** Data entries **
┌────────

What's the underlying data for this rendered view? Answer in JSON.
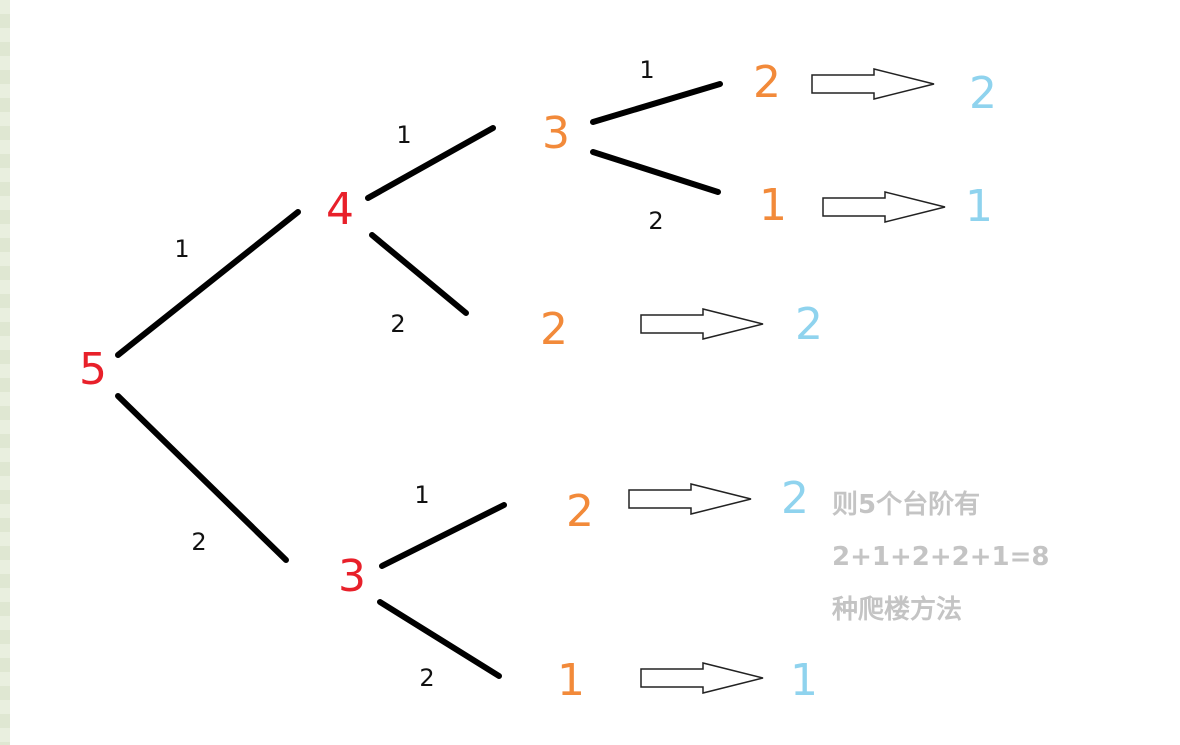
{
  "colors": {
    "root_node": "#e8202a",
    "mid_node": "#f28a3a",
    "result": "#8fd3ee",
    "edge": "#000000",
    "edge_label": "#111111",
    "caption": "#c4c4c4"
  },
  "nodes": {
    "root": "5",
    "n4": "4",
    "n3_top": "3",
    "n2_a": "2",
    "n1_a": "1",
    "n2_b": "2",
    "n3_bottom": "3",
    "n2_c": "2",
    "n1_b": "1"
  },
  "edge_labels": {
    "root_to_4": "1",
    "root_to_3": "2",
    "n4_to_3": "1",
    "n4_to_2": "2",
    "n3top_to_2": "1",
    "n3top_to_1": "2",
    "n3bottom_to_2": "1",
    "n3bottom_to_1": "2"
  },
  "results": {
    "r1": "2",
    "r2": "1",
    "r3": "2",
    "r4": "2",
    "r5": "1"
  },
  "caption": {
    "line1": "则5个台阶有",
    "line2": "2+1+2+2+1=8",
    "line3": "种爬楼方法"
  }
}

└────────

** Goal of the exercise **
A faithful copy of the records above is needed, with the pictures left out.

** Written response **
What's the underlying data for this rendered view? Answer in JSON.
{
  "colors": {
    "root_node": "#e8202a",
    "mid_node": "#f28a3a",
    "result": "#8fd3ee",
    "edge": "#000000",
    "edge_label": "#111111",
    "caption": "#c4c4c4"
  },
  "nodes": {
    "root": "5",
    "n4": "4",
    "n3_top": "3",
    "n2_a": "2",
    "n1_a": "1",
    "n2_b": "2",
    "n3_bottom": "3",
    "n2_c": "2",
    "n1_b": "1"
  },
  "edge_labels": {
    "root_to_4": "1",
    "root_to_3": "2",
    "n4_to_3": "1",
    "n4_to_2": "2",
    "n3top_to_2": "1",
    "n3top_to_1": "2",
    "n3bottom_to_2": "1",
    "n3bottom_to_1": "2"
  },
  "results": {
    "r1": "2",
    "r2": "1",
    "r3": "2",
    "r4": "2",
    "r5": "1"
  },
  "caption": {
    "line1": "则5个台阶有",
    "line2": "2+1+2+2+1=8",
    "line3": "种爬楼方法"
  }
}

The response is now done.